### TESTO ESTRATTO
━━━━━━━━━━━━━━━━━━━━

Principi generali per un consumo (critico) ragionato
Consumo e consumismo
Consumare significa logorare più o meno rapidamente quello che si adopera, cosicché dopo l'uso non ne resta più niente, niente di utilizzabile.
Vivendo noi dobbiamo necessariamente consumare: cibo, oggetti, energie. C'è un consumo che possiamo chiamare fisiologico, cioè necessario alla vita. Ma oggi, tutti sono d'accordo nel ritenere che si è creato un "consumismo" cioè un consumo fine a se stesso, inutile anzi dannoso, che non porta alcun vantaggio alla nostra sopravvivenza e alla nostra felicità, ma è solo funzionale agli interessi delle grosse imprese industriali e commerciali: un consumo patologico.
È dunque sempre più urgente sforzarsi di cambiare, avvicinarsi ad un consumo più adatto a noi, più razionale.
Cinque livelli di consumo
Possiamo, grosso modo, individuare cinque tipi o livelli di consumo.
1. Un consumo di pura sopravvivenza: cioè il cibo necessario a mantenerci in vita, abiti per coprirci, un tetto, legna o combustibile per scaldarci, cucinare ecc.
2. Un consumo che aggiunga alla vita un certo benessere, una certa comodità, ci liberi cioè da sofferenze fisiche e dalla fatica eccessiva, ci lasci tempo ed energie per altre attività: ricreative, culturali, spirituali.
Questi due primi livelli sono utili e benefici e vanno mantenuti ed estesi a tutti per quanto possibile. Ma ci sono altri tre tipi o livelli di consumi da rifiutare perché dannosi.
3. Consumo da "status symbol": il possesso di certi oggetti ha il solo scopo di affermare il nostro rango sociale, di renderci importanti agli occhi altrui.
4. Consumo da vuoto interiore: l'acquisto e il possesso di oggetti (l'iperattività o lo spreco di energie) servono solo ad ottenere un piacere psicologico a distrarci dalla noia, dall'angoscia, che derivano dalla non cura di valori spirituali e di senso della vita.

━━━━━━━━━━━━━━━━━━━━

### ESERCIZIO 1
Per favore, trascrivi senza modifiche la parte dell'elenco che comincia con la sua prima riga e termina con la riga che contiene "hamburger-menu-button[interactable] — [4, 40, 42, 76]", entrambe comprese.
### ESERCIZIO 2
Riprendi il testo sul consumo dopo la sua ultima frase e prosegui tu la stesura.
Il testo sul consumo e l'elenco non hanno alcun legame tra loro.

### DATI DA ELABORARE
━━━━━━━━━━━━━━━━━━━━

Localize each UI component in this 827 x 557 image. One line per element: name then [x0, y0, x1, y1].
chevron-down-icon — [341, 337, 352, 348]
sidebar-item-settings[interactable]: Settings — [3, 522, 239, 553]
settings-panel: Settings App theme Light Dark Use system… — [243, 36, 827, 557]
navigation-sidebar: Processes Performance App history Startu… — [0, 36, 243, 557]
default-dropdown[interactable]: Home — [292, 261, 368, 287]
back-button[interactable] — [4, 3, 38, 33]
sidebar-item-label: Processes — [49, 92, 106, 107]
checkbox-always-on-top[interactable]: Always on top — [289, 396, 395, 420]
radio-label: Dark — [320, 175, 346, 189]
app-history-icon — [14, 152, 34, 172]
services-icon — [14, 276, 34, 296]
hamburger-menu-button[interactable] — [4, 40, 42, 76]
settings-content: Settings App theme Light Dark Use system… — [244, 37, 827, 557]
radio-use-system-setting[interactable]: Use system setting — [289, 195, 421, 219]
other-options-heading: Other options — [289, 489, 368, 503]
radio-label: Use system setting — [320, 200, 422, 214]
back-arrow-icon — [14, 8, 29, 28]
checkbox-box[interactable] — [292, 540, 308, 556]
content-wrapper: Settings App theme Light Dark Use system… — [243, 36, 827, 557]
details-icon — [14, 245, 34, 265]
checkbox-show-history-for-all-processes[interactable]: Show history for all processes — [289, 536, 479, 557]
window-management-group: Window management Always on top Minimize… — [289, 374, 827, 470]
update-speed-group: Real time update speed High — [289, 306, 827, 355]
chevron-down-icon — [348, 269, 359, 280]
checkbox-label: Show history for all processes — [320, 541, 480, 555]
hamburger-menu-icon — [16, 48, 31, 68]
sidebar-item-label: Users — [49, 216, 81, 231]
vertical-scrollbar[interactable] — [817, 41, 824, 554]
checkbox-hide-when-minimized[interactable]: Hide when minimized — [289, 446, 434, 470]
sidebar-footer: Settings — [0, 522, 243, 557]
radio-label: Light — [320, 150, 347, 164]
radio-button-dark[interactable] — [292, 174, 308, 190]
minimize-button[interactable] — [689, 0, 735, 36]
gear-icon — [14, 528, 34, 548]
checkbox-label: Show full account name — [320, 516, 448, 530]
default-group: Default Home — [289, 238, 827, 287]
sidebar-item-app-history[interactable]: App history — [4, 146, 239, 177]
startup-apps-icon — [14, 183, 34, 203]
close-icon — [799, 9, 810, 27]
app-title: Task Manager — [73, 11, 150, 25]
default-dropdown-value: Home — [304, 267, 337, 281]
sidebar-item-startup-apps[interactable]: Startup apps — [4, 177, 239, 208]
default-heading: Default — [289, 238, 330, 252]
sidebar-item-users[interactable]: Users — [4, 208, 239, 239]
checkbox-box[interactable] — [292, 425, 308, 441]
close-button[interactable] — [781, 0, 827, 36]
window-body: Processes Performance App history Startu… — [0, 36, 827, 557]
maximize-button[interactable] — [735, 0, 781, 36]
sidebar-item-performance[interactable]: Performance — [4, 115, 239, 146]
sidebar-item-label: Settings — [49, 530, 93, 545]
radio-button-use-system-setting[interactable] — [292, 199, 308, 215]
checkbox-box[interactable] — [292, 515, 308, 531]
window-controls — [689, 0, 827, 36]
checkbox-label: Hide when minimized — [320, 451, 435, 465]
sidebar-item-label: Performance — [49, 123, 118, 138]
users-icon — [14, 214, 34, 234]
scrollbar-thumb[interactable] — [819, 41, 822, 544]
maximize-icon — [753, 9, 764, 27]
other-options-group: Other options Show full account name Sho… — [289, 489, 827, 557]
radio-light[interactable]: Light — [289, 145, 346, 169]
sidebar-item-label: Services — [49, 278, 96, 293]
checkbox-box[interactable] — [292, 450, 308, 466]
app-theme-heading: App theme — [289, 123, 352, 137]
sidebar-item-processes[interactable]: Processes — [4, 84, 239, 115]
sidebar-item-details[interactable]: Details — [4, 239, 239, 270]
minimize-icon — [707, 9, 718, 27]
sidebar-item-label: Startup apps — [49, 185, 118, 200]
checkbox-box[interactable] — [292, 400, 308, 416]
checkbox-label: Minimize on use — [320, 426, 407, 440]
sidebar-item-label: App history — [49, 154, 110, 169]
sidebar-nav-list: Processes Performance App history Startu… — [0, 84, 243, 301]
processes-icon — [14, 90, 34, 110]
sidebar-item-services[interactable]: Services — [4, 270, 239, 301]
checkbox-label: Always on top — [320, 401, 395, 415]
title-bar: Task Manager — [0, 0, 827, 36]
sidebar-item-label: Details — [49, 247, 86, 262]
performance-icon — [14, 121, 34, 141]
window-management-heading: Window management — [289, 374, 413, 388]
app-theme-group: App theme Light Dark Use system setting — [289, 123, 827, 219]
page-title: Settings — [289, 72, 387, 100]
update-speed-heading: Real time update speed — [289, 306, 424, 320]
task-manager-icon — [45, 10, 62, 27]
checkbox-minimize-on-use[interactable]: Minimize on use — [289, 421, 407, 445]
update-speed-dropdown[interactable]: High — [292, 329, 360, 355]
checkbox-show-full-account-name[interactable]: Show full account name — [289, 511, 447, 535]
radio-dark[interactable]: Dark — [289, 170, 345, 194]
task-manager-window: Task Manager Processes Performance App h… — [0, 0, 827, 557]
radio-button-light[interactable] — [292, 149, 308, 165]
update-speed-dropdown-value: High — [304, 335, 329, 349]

━━━━━━━━━━━━━━━━━━━━

### RISPOSTA ATTESA 1
Localize each UI component in this 827 x 557 image. One line per element: name then [x0, y0, x1, y1].
chevron-down-icon — [341, 337, 352, 348]
sidebar-item-settings[interactable]: Settings — [3, 522, 239, 553]
settings-panel: Settings App theme Light Dark Use system… — [243, 36, 827, 557]
navigation-sidebar: Processes Performance App history Startu… — [0, 36, 243, 557]
default-dropdown[interactable]: Home — [292, 261, 368, 287]
back-button[interactable] — [4, 3, 38, 33]
sidebar-item-label: Processes — [49, 92, 106, 107]
checkbox-always-on-top[interactable]: Always on top — [289, 396, 395, 420]
radio-label: Dark — [320, 175, 346, 189]
app-history-icon — [14, 152, 34, 172]
services-icon — [14, 276, 34, 296]
hamburger-menu-button[interactable] — [4, 40, 42, 76]

### RISPOSTA ATTESA 2
5. Consumi indotti: la pubblicità, le novità creano bisogni non spontanei ma funzionali alla produzione e al mercato, cioè all'arricchimento della classe industriale.
Cause del consumismo
Questo ci porta a capire meglio le cause di questo consumo in eccesso specificatamente odierno: da una parte interi gruppi industriali e commerciali ricavano molti guadagni e potere dalla produzione e la vendita e diffondono in tutti i modi questa cultura del consumo, dall'altra il pubblico degli acquirenti, come inebriato dal possesso di questi oggetti sempre nuovi, sempre stuzzicanti, che nei secoli passati non si potevano avere o costavano tanta fatica, cerca di riempire il vuoto di una vita falsa, lontana dalla natura, priva di valori morali e religiosi. Ma poiché si cerca nel possesso di oggetti o nell'iperattività fine a se stessa, una soddisfazione che queste non possono dare, si resta inappagati; allora si aumenta la dose ,si cerca un altro oggetto più costoso, una maggior quantità di cose, per uno stordimento momentaneo senza via di uscita.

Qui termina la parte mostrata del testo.